**What the task asks**
Set down the data below without change, skipping the pictures it holds.

┄┄┄┄┄┄

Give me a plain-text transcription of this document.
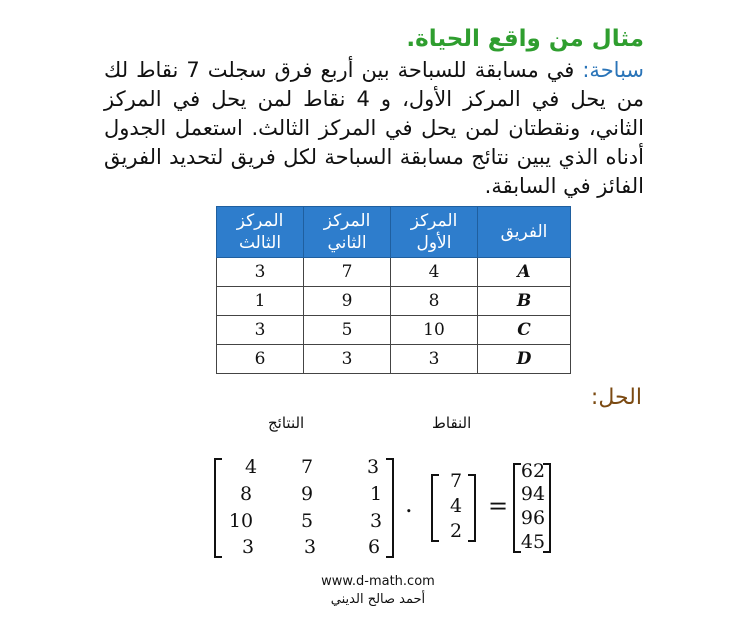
مثال من واقع الحياة.
سباحة: في مسابقة للسباحة بين أربع فرق سجلت 7 نقاط لك من يحل في المركز الأول، و 4 نقاط لمن يحل في المركز الثاني، ونقطتان لمن يحل في المركز الثالث. استعمل الجدول أدناه الذي يبين نتائج مسابقة السباحة لكل فريق لتحديد الفريق الفائز في السابقة.
الفريق	المركز الأول	المركز الثاني	المركز الثالث
A	4	7	3
B	8	9	1
C	10	5	3
D	3	3	6
الحل:
النتائج	النقاط
4	7	3
8	9	1
10	5	3
3	3	6
.
7
4
2
=
62
94
96
45
www.d-math.com
أحمد صالح الديني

┄┄┄┄┄┄

**Final answer**
Give me a plain-text transcription of this document.
مثال من واقع الحياة.
سباحة: في مسابقة للسباحة بين أربع فرق سجلت 7 نقاط لك من يحل في المركز الأول، و 4 نقاط لمن يحل في المركز الثاني، ونقطتان لمن يحل في المركز الثالث. استعمل الجدول أدناه الذي يبين نتائج مسابقة السباحة لكل فريق لتحديد الفريق الفائز في السابقة.
الفريق	المركز الأول	المركز الثاني	المركز الثالث
A	4	7	3
B	8	9	1
C	10	5	3
D	3	3	6
الحل:
النتائج	النقاط
4	7	3
8	9	1
10	5	3
3	3	6
.
7
4
2
=
62
94
96
45
www.d-math.com
أحمد صالح الديني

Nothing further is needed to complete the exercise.